## begin WORKING DATA
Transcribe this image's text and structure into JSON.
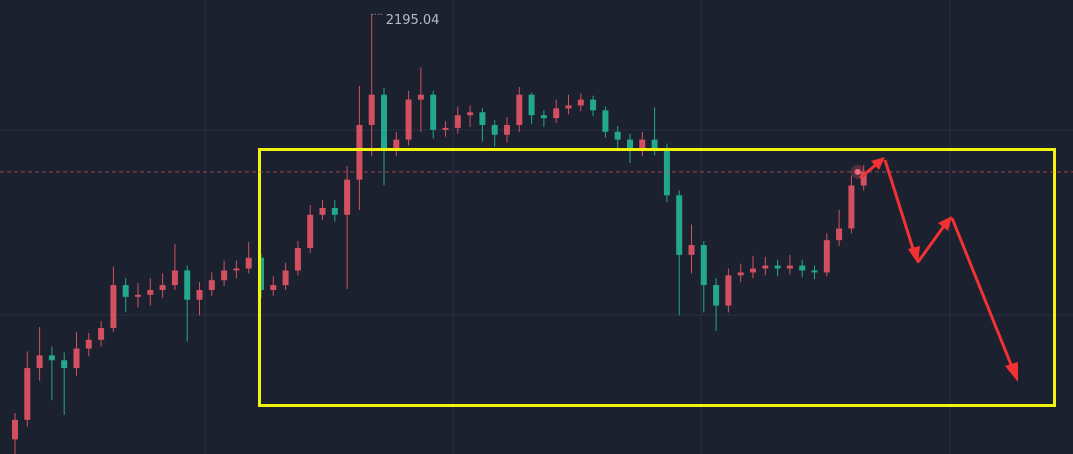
{
  "chart_data": {
    "type": "candlestick",
    "up_color": "#d2505f",
    "down_color": "#22a88c",
    "ylim": [
      2150,
      2196.5
    ],
    "open": [
      2151.5,
      2153.5,
      2158.8,
      2160.1,
      2159.6,
      2158.8,
      2160.8,
      2161.7,
      2162.9,
      2167.3,
      2166.1,
      2166.3,
      2166.8,
      2167.3,
      2168.8,
      2165.8,
      2166.8,
      2167.8,
      2168.8,
      2169.0,
      2170.1,
      2166.8,
      2167.3,
      2168.8,
      2171.1,
      2174.5,
      2175.2,
      2174.5,
      2178.1,
      2183.7,
      2186.8,
      2181.3,
      2182.2,
      2186.3,
      2186.8,
      2183.2,
      2183.4,
      2184.7,
      2185.0,
      2183.7,
      2182.7,
      2183.7,
      2186.8,
      2184.7,
      2184.4,
      2185.4,
      2185.7,
      2186.3,
      2185.2,
      2183.0,
      2182.2,
      2181.1,
      2182.2,
      2181.3,
      2176.5,
      2170.4,
      2171.4,
      2167.3,
      2165.2,
      2168.3,
      2168.6,
      2169.0,
      2169.3,
      2169.0,
      2169.3,
      2168.8,
      2168.6,
      2171.9,
      2173.1,
      2177.5
    ],
    "high": [
      2154.2,
      2160.5,
      2163.0,
      2161.0,
      2160.4,
      2162.5,
      2162.4,
      2163.6,
      2169.2,
      2168.0,
      2167.5,
      2168.0,
      2168.5,
      2171.5,
      2169.3,
      2167.6,
      2168.6,
      2169.8,
      2169.8,
      2171.7,
      2170.5,
      2168.2,
      2169.6,
      2171.8,
      2175.5,
      2176.0,
      2176.0,
      2179.5,
      2187.7,
      2195.04,
      2187.5,
      2183.0,
      2187.2,
      2189.6,
      2187.2,
      2184.1,
      2185.6,
      2185.7,
      2185.4,
      2184.2,
      2184.5,
      2187.6,
      2187.0,
      2185.2,
      2186.3,
      2186.8,
      2186.9,
      2186.7,
      2185.6,
      2183.6,
      2182.8,
      2183.0,
      2185.5,
      2181.8,
      2177.0,
      2173.5,
      2171.8,
      2168.0,
      2169.0,
      2169.5,
      2170.3,
      2170.2,
      2169.9,
      2170.4,
      2169.9,
      2169.3,
      2172.6,
      2175.0,
      2178.5,
      2179.6
    ],
    "low": [
      2150.0,
      2152.8,
      2157.5,
      2155.5,
      2154.0,
      2158.0,
      2160.0,
      2161.0,
      2162.5,
      2164.5,
      2165.0,
      2165.2,
      2166.0,
      2166.8,
      2161.5,
      2164.2,
      2166.2,
      2167.2,
      2168.0,
      2168.5,
      2166.0,
      2166.2,
      2166.8,
      2168.3,
      2170.6,
      2174.0,
      2173.8,
      2166.9,
      2175.0,
      2180.5,
      2177.5,
      2180.5,
      2181.6,
      2183.0,
      2182.3,
      2182.5,
      2182.8,
      2183.5,
      2182.0,
      2181.5,
      2181.9,
      2183.0,
      2183.8,
      2183.5,
      2183.9,
      2184.8,
      2185.1,
      2184.6,
      2182.4,
      2181.0,
      2179.8,
      2180.5,
      2180.6,
      2175.8,
      2164.2,
      2168.5,
      2164.5,
      2162.6,
      2164.5,
      2167.6,
      2168.0,
      2168.3,
      2168.2,
      2168.4,
      2168.1,
      2167.9,
      2168.2,
      2171.3,
      2172.6,
      2177.0
    ],
    "close": [
      2153.5,
      2158.8,
      2160.1,
      2159.6,
      2158.8,
      2160.8,
      2161.7,
      2162.9,
      2167.3,
      2166.1,
      2166.3,
      2166.8,
      2167.3,
      2168.8,
      2165.8,
      2166.8,
      2167.8,
      2168.8,
      2169.0,
      2170.1,
      2166.8,
      2167.3,
      2168.8,
      2171.1,
      2174.5,
      2175.2,
      2174.5,
      2178.1,
      2183.7,
      2186.8,
      2181.3,
      2182.2,
      2186.3,
      2186.8,
      2183.2,
      2183.4,
      2184.7,
      2185.0,
      2183.7,
      2182.7,
      2183.7,
      2186.8,
      2184.7,
      2184.4,
      2185.4,
      2185.7,
      2186.3,
      2185.2,
      2183.0,
      2182.2,
      2181.1,
      2182.2,
      2181.3,
      2176.5,
      2170.4,
      2171.4,
      2167.3,
      2165.2,
      2168.3,
      2168.6,
      2169.0,
      2169.3,
      2169.0,
      2169.3,
      2168.8,
      2168.6,
      2171.9,
      2173.1,
      2177.5,
      2178.9
    ]
  }
}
## end WORKING DATA
PROBLEM STATEMENT — Quote each entry above verbatim and drop the pictures.

EXPECTED ANSWER —
Transcribe this image's text and structure into JSON.
{
  "chart_data": {
    "type": "candlestick",
    "up_color": "#d2505f",
    "down_color": "#22a88c",
    "ylim": [
      2150,
      2196.5
    ],
    "open": [
      2151.5,
      2153.5,
      2158.8,
      2160.1,
      2159.6,
      2158.8,
      2160.8,
      2161.7,
      2162.9,
      2167.3,
      2166.1,
      2166.3,
      2166.8,
      2167.3,
      2168.8,
      2165.8,
      2166.8,
      2167.8,
      2168.8,
      2169.0,
      2170.1,
      2166.8,
      2167.3,
      2168.8,
      2171.1,
      2174.5,
      2175.2,
      2174.5,
      2178.1,
      2183.7,
      2186.8,
      2181.3,
      2182.2,
      2186.3,
      2186.8,
      2183.2,
      2183.4,
      2184.7,
      2185.0,
      2183.7,
      2182.7,
      2183.7,
      2186.8,
      2184.7,
      2184.4,
      2185.4,
      2185.7,
      2186.3,
      2185.2,
      2183.0,
      2182.2,
      2181.1,
      2182.2,
      2181.3,
      2176.5,
      2170.4,
      2171.4,
      2167.3,
      2165.2,
      2168.3,
      2168.6,
      2169.0,
      2169.3,
      2169.0,
      2169.3,
      2168.8,
      2168.6,
      2171.9,
      2173.1,
      2177.5
    ],
    "high": [
      2154.2,
      2160.5,
      2163.0,
      2161.0,
      2160.4,
      2162.5,
      2162.4,
      2163.6,
      2169.2,
      2168.0,
      2167.5,
      2168.0,
      2168.5,
      2171.5,
      2169.3,
      2167.6,
      2168.6,
      2169.8,
      2169.8,
      2171.7,
      2170.5,
      2168.2,
      2169.6,
      2171.8,
      2175.5,
      2176.0,
      2176.0,
      2179.5,
      2187.7,
      2195.04,
      2187.5,
      2183.0,
      2187.2,
      2189.6,
      2187.2,
      2184.1,
      2185.6,
      2185.7,
      2185.4,
      2184.2,
      2184.5,
      2187.6,
      2187.0,
      2185.2,
      2186.3,
      2186.8,
      2186.9,
      2186.7,
      2185.6,
      2183.6,
      2182.8,
      2183.0,
      2185.5,
      2181.8,
      2177.0,
      2173.5,
      2171.8,
      2168.0,
      2169.0,
      2169.5,
      2170.3,
      2170.2,
      2169.9,
      2170.4,
      2169.9,
      2169.3,
      2172.6,
      2175.0,
      2178.5,
      2179.6
    ],
    "low": [
      2150.0,
      2152.8,
      2157.5,
      2155.5,
      2154.0,
      2158.0,
      2160.0,
      2161.0,
      2162.5,
      2164.5,
      2165.0,
      2165.2,
      2166.0,
      2166.8,
      2161.5,
      2164.2,
      2166.2,
      2167.2,
      2168.0,
      2168.5,
      2166.0,
      2166.2,
      2166.8,
      2168.3,
      2170.6,
      2174.0,
      2173.8,
      2166.9,
      2175.0,
      2180.5,
      2177.5,
      2180.5,
      2181.6,
      2183.0,
      2182.3,
      2182.5,
      2182.8,
      2183.5,
      2182.0,
      2181.5,
      2181.9,
      2183.0,
      2183.8,
      2183.5,
      2183.9,
      2184.8,
      2185.1,
      2184.6,
      2182.4,
      2181.0,
      2179.8,
      2180.5,
      2180.6,
      2175.8,
      2164.2,
      2168.5,
      2164.5,
      2162.6,
      2164.5,
      2167.6,
      2168.0,
      2168.3,
      2168.2,
      2168.4,
      2168.1,
      2167.9,
      2168.2,
      2171.3,
      2172.6,
      2177.0
    ],
    "close": [
      2153.5,
      2158.8,
      2160.1,
      2159.6,
      2158.8,
      2160.8,
      2161.7,
      2162.9,
      2167.3,
      2166.1,
      2166.3,
      2166.8,
      2167.3,
      2168.8,
      2165.8,
      2166.8,
      2167.8,
      2168.8,
      2169.0,
      2170.1,
      2166.8,
      2167.3,
      2168.8,
      2171.1,
      2174.5,
      2175.2,
      2174.5,
      2178.1,
      2183.7,
      2186.8,
      2181.3,
      2182.2,
      2186.3,
      2186.8,
      2183.2,
      2183.4,
      2184.7,
      2185.0,
      2183.7,
      2182.7,
      2183.7,
      2186.8,
      2184.7,
      2184.4,
      2185.4,
      2185.7,
      2186.3,
      2185.2,
      2183.0,
      2182.2,
      2181.1,
      2182.2,
      2181.3,
      2176.5,
      2170.4,
      2171.4,
      2167.3,
      2165.2,
      2168.3,
      2168.6,
      2169.0,
      2169.3,
      2169.0,
      2169.3,
      2168.8,
      2168.6,
      2171.9,
      2173.1,
      2177.5,
      2178.9
    ]
  }
}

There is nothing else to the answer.